**SOURCE EXTRACT:**
***

I’m planning to re-roof part of my house soon. Its an old house and this part is a half cape, has (gulp) 2×4 rafters at about 7 in 12 pitch. This room is mostly pitched ceilings with a narrow flat ceiling under the ridge. When I renovated the inside I put 3″ solid foil faced insulation in between the rafters, which should be decent, about r-21, but man this room is cold in february. The new roof is going to be cedar shingles on new 1×3 or 5/4×3 lath. My gut tells me it should be fine to put a new layer of maybe 1″ or 3/4″ solid insulation over the rafters, then maybe 1×2’s (vertically) before the new (horizontal) lath and shingles go on, as long as lath is well nailed to rafters. My concerns are: lot of heat under shingles in summer, and just maybe crazy to put foam panel between lath and rafters . Any opinions ?
, new cedar shingles
over 1×3 lath
Replies
So this is a vented or a hot roof? I don't know what a 1/2 cape is, so maybe this is a dumb Q but are there kneewalls on the outboard sides of these upstairs room(s). If there are kneewalls, where in the insulation in this area. There could likely be major air leaks in this area.
BTW - are you sure the insulation is R-21? You didn't say it was fiberglass - I'm guessing it is - but I've never seen fiberglass insulation designed to fit in 2x4 bays that produced R-21.
3" solid foil faced insulation
I'm betting it's a foamboard product.
Parolee # 53804
Edited 4/5/2007 11:44 pm ET by rez
I bet your right. I didn't compute the word "solid".
In that case, I have to wonder if it was really installed in an air tight fashion, and I still want to know if the roof is vented.
I'm wagering it wasn't vented. 2 Bud lites and a box of milkbones on the table.

***

Can you reproduce the forum thread on re-roofing the half cape in full, word for word?

**DATA PROVIDED:**
***

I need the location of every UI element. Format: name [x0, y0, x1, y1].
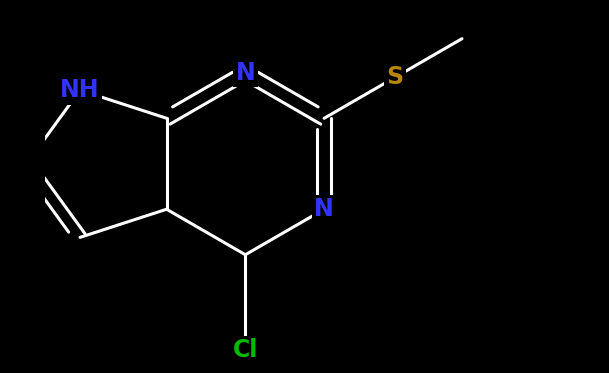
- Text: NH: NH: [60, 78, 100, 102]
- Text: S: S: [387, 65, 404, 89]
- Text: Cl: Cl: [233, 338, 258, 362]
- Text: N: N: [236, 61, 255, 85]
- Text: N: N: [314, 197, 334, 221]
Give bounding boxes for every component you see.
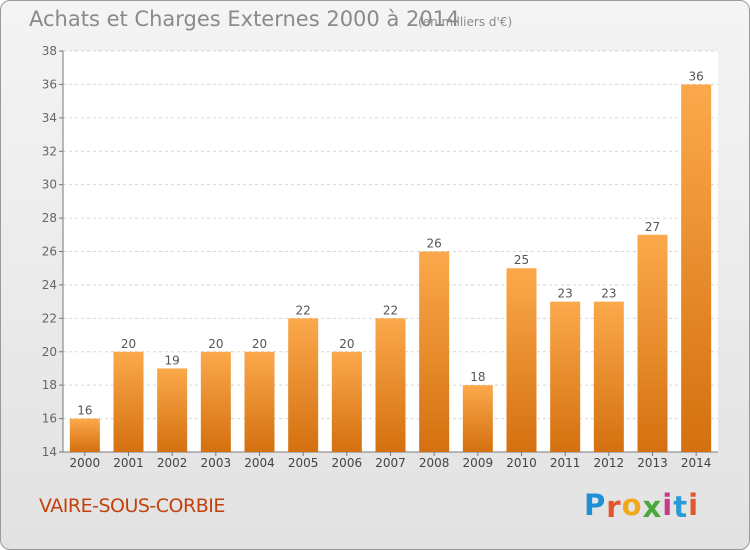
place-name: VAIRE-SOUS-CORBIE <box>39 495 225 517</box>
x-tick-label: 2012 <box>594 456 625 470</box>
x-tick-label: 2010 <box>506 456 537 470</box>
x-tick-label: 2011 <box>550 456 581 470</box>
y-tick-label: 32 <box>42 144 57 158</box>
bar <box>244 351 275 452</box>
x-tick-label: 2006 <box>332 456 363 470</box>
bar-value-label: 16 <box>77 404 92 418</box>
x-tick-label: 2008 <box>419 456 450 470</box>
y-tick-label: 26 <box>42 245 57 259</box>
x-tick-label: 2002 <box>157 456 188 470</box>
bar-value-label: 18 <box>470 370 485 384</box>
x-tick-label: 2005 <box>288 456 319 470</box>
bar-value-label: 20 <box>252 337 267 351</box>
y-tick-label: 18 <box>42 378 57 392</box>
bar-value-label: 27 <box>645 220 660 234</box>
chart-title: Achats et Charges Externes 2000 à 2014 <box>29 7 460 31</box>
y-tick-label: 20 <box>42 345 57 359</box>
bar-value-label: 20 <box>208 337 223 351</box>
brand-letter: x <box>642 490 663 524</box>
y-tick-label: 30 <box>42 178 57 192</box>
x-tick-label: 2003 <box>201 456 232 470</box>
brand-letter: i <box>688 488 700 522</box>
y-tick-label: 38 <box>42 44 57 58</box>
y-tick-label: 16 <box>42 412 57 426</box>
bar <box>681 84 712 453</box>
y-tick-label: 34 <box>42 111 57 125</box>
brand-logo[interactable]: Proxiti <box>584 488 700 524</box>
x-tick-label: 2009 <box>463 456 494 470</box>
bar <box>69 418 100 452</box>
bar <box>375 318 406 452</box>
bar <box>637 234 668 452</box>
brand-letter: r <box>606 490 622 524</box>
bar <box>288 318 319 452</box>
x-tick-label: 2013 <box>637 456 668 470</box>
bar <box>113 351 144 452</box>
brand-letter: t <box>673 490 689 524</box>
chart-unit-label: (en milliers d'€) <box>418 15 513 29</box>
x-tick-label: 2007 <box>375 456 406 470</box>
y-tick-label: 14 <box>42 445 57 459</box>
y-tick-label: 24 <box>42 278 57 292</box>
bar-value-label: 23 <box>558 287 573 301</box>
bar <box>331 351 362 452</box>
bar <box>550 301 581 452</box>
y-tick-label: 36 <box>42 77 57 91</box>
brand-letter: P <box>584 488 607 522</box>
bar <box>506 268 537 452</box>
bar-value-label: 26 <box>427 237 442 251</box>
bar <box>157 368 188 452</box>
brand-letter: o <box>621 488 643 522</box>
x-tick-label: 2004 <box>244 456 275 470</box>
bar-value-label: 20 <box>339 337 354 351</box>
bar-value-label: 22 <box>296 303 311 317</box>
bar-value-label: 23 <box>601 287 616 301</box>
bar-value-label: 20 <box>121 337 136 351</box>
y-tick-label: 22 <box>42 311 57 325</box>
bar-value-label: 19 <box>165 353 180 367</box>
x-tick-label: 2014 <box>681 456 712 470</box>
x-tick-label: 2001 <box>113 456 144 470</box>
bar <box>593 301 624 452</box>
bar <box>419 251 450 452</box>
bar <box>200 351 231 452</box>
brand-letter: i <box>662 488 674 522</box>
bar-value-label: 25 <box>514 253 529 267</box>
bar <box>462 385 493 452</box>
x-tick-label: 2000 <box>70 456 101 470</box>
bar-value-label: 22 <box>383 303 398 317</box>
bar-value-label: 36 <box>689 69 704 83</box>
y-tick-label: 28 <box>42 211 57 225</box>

***

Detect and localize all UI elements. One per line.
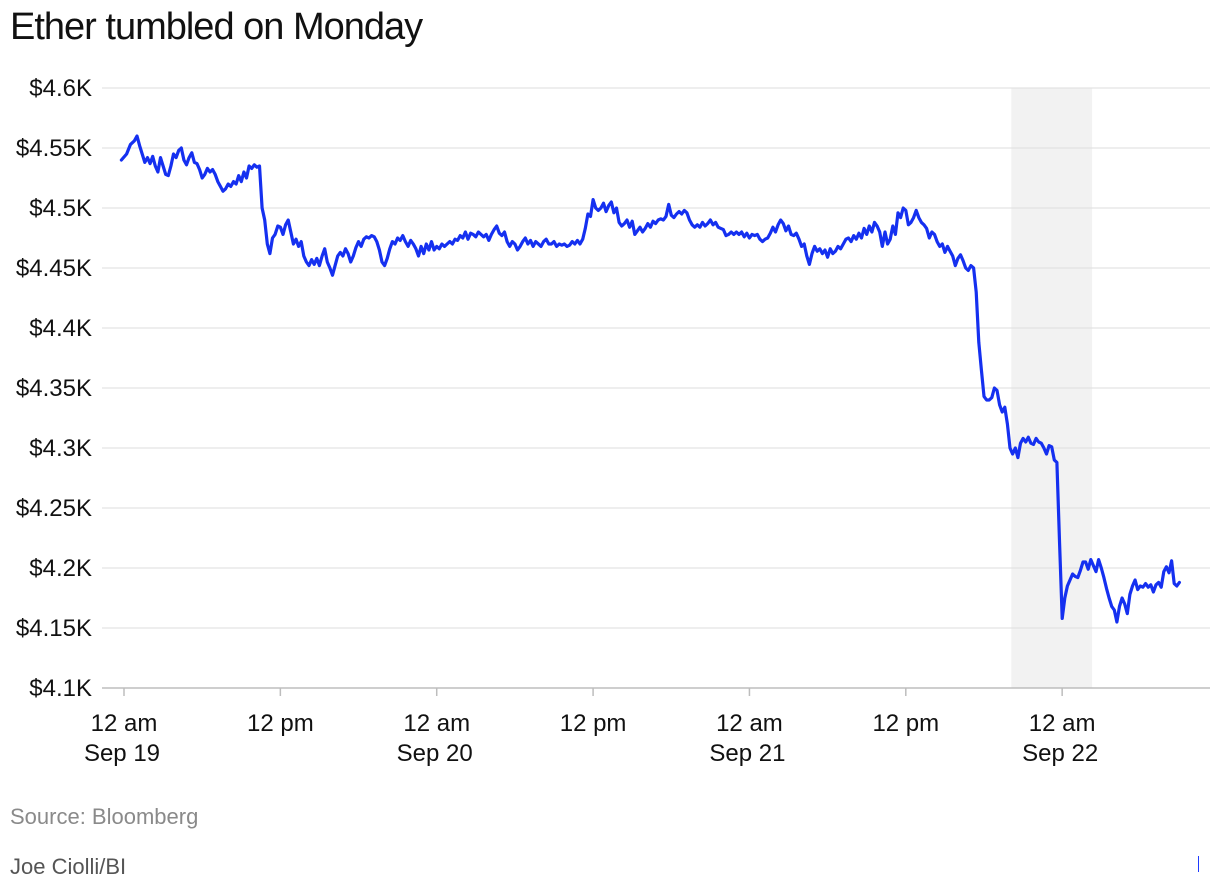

***

**RESULT FOR THIS TASK:**
I’m planning to re-roof part of my house soon. Its an old house and this part is a half cape, has (gulp) 2×4 rafters at about 7 in 12 pitch. This room is mostly pitched ceilings with a narrow flat ceiling under the ridge. When I renovated the inside I put 3″ solid foil faced insulation in between the rafters, which should be decent, about r-21, but man this room is cold in february. The new roof is going to be cedar shingles on new 1×3 or 5/4×3 lath. My gut tells me it should be fine to put a new layer of maybe 1″ or 3/4″ solid insulation over the rafters, then maybe 1×2’s (vertically) before the new (horizontal) lath and shingles go on, as long as lath is well nailed to rafters. My concerns are: lot of heat under shingles in summer, and just maybe crazy to put foam panel between lath and rafters . Any opinions ?
, new cedar shingles
over 1×3 lath
Replies
So this is a vented or a hot roof? I don't know what a 1/2 cape is, so maybe this is a dumb Q but are there kneewalls on the outboard sides of these upstairs room(s). If there are kneewalls, where in the insulation in this area. There could likely be major air leaks in this area.
BTW - are you sure the insulation is R-21? You didn't say it was fiberglass - I'm guessing it is - but I've never seen fiberglass insulation designed to fit in 2x4 bays that produced R-21.
3" solid foil faced insulation
I'm betting it's a foamboard product.
Parolee # 53804
Edited 4/5/2007 11:44 pm ET by rez
I bet your right. I didn't compute the word "solid".
In that case, I have to wonder if it was really installed in an air tight fashion, and I still want to know if the roof is vented.
I'm wagering it wasn't vented. 2 Bud lites and a box of milkbones on the table.